[START]
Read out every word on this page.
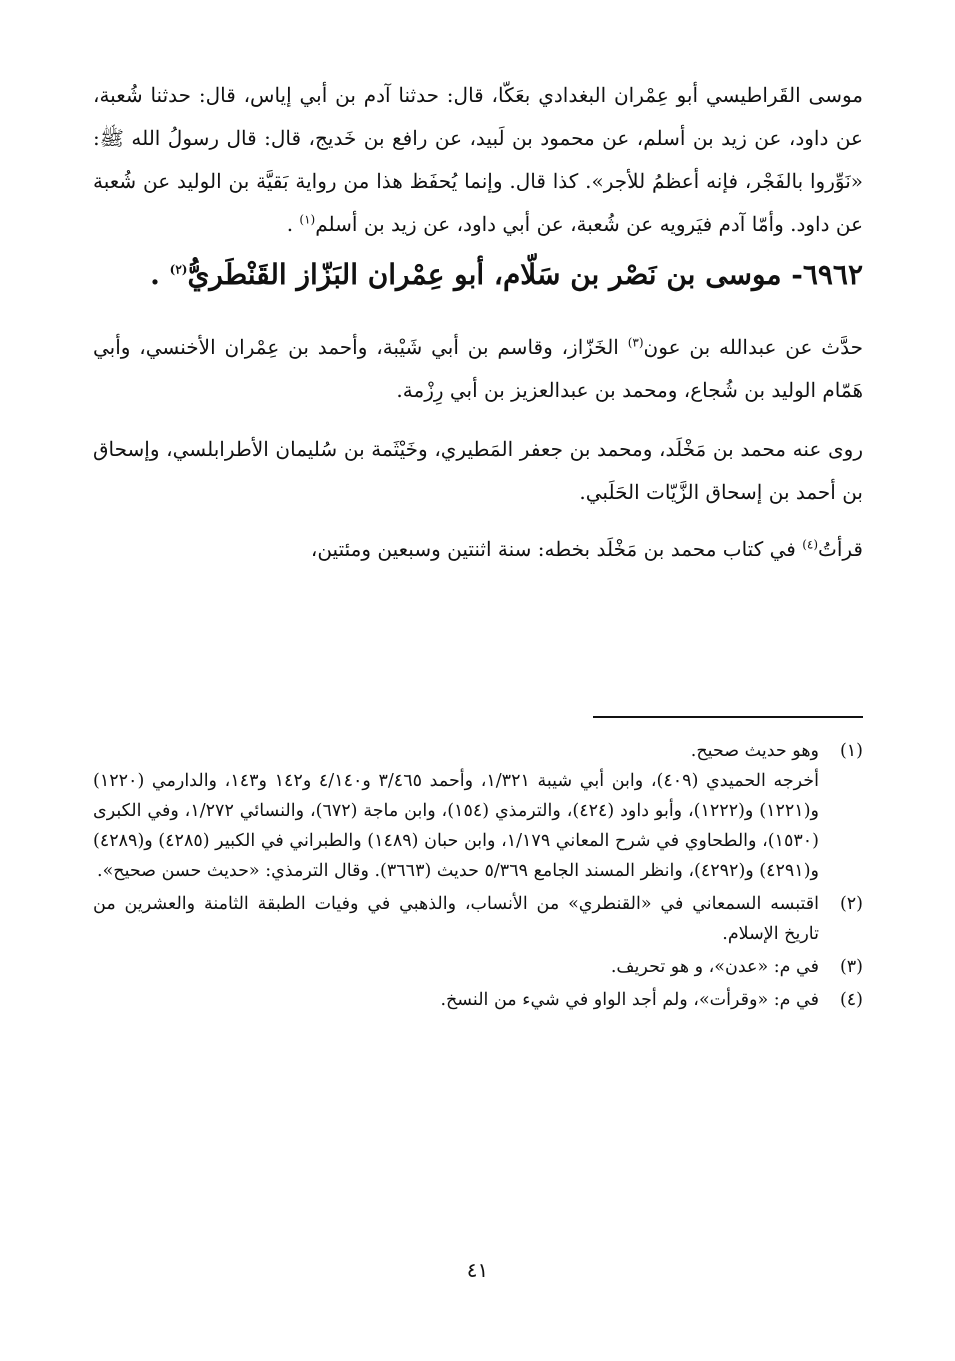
موسى القَراطيسي أبو عِمْران البغدادي بعَكّا، قال: حدثنا آدم بن أبي إياس، قال: حدثنا شُعبة، عن داود، عن زيد بن أسلم، عن محمود بن لَبيد، عن رافع بن خَديج، قال: قال رسولُ الله ﷺ: «نَوِّروا بالفَجْر، فإنه أعظمُ للأجر». كذا قال. وإنما يُحفَظ هذا من رواية بَقيَّة بن الوليد عن شُعبة عن داود. وأمّا آدم فيَرويه عن شُعبة، عن أبي داود، عن زيد بن أسلم$^{(١)}$ .

٦٩٦٢- موسى بن نَصْر بن سَلّام، أبو عِمْران البَزّاز القَنْطَريُّ$^{(٢)}$ .

حدَّث عن عبدالله بن عون$^{(٣)}$ الخَزّاز، وقاسم بن أبي شَيْبة، وأحمد بن عِمْران الأخنسي، وأبي هَمّام الوليد بن شُجاع، ومحمد بن عبدالعزيز بن أبي رِزْمة.

روى عنه محمد بن مَخْلَد، ومحمد بن جعفر المَطيري، وخَيْثَمة بن سُليمان الأطرابلسي، وإسحاق بن أحمد بن إسحاق الزَّيّات الحَلَبي.

قرأتُ$^{(٤)}$ في كتاب محمد بن مَخْلَد بخطه: سنة اثنتين وسبعين ومئتين،

(١)
وهو حديث صحيح.
أخرجه الحميدي (٤٠٩)، وابن أبي شيبة ١/٣٢١، وأحمد ٣/٤٦٥ و٤/١٤٠ و١٤٢ و١٤٣، والدارمي (١٢٢٠) و(١٢٢١) و(١٢٢٢)، وأبو داود (٤٢٤)، والترمذي (١٥٤)، وابن ماجة (٦٧٢)، والنسائي ١/٢٧٢، وفي الكبرى (١٥٣٠)، والطحاوي في شرح المعاني ١/١٧٩، وابن حبان (١٤٨٩) والطبراني في الكبير (٤٢٨٥) و(٤٢٨٩) و(٤٢٩١) و(٤٢٩٢)، وانظر المسند الجامع ٥/٣٦٩ حديث (٣٦٦٣). وقال الترمذي: «حديث حسن صحيح».
(٢)
اقتبسه السمعاني في «القنطري» من الأنساب، والذهبي في وفيات الطبقة الثامنة والعشرين من تاريخ الإسلام.
(٣)
في م: «عدن»، و هو تحريف.
(٤)
في م: «وقرأت»، ولم أجد الواو في شيء من النسخ.
٤١
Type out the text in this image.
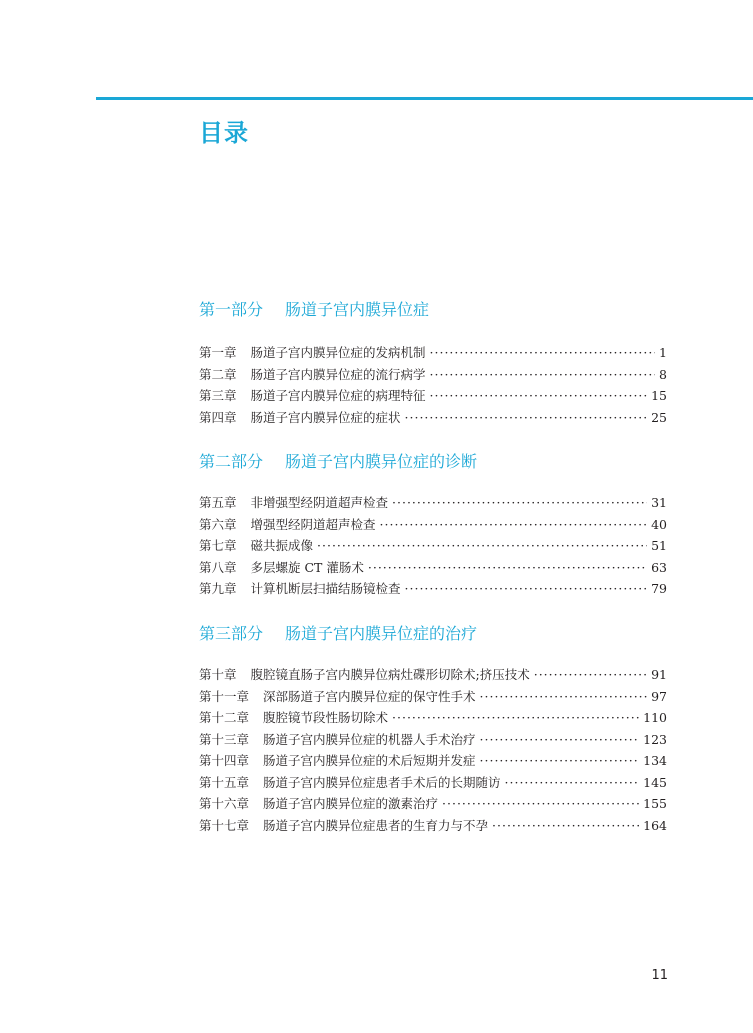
目录
第一部分 肠道子宫内膜异位症
第一章 肠道子宫内膜异位症的发病机制 ·····	1
第二章 肠道子宫内膜异位症的流行病学 ·····	8
第三章 肠道子宫内膜异位症的病理特征 ·····	15
第四章 肠道子宫内膜异位症的症状 ·····	25
第二部分 肠道子宫内膜异位症的诊断
第五章 非增强型经阴道超声检查 ·····	31
第六章 增强型经阴道超声检查 ·····	40
第七章 磁共振成像 ·····	51
第八章 多层螺旋 CT 灌肠术 ·····	63
第九章 计算机断层扫描结肠镜检查 ·····	79
第三部分 肠道子宫内膜异位症的治疗
第十章 腹腔镜直肠子宫内膜异位病灶碟形切除术;挤压技术 ·····	91
第十一章 深部肠道子宫内膜异位症的保守性手术 ·····	97
第十二章 腹腔镜节段性肠切除术 ·····	110
第十三章 肠道子宫内膜异位症的机器人手术治疗 ·····	123
第十四章 肠道子宫内膜异位症的术后短期并发症 ·····	134
第十五章 肠道子宫内膜异位症患者手术后的长期随访 ·····	145
第十六章 肠道子宫内膜异位症的激素治疗 ·····	155
第十七章 肠道子宫内膜异位症患者的生育力与不孕 ·····	164
11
[END]
Every line of the listing that holds "حديث" should be found and copied.

وهو حديث صحيح.
أخرجه الحميدي (٤٠٩)، وابن أبي شيبة ١/٣٢١، وأحمد ٣/٤٦٥ و٤/١٤٠ و١٤٢ و١٤٣، والدارمي (١٢٢٠) و(١٢٢١) و(١٢٢٢)، وأبو داود (٤٢٤)، والترمذي (١٥٤)، وابن ماجة (٦٧٢)، والنسائي ١/٢٧٢، وفي الكبرى (١٥٣٠)، والطحاوي في شرح المعاني ١/١٧٩، وابن حبان (١٤٨٩) والطبراني في الكبير (٤٢٨٥) و(٤٢٨٩) و(٤٢٩١) و(٤٢٩٢)، وانظر المسند الجامع ٥/٣٦٩ حديث (٣٦٦٣). وقال الترمذي: «حديث حسن صحيح».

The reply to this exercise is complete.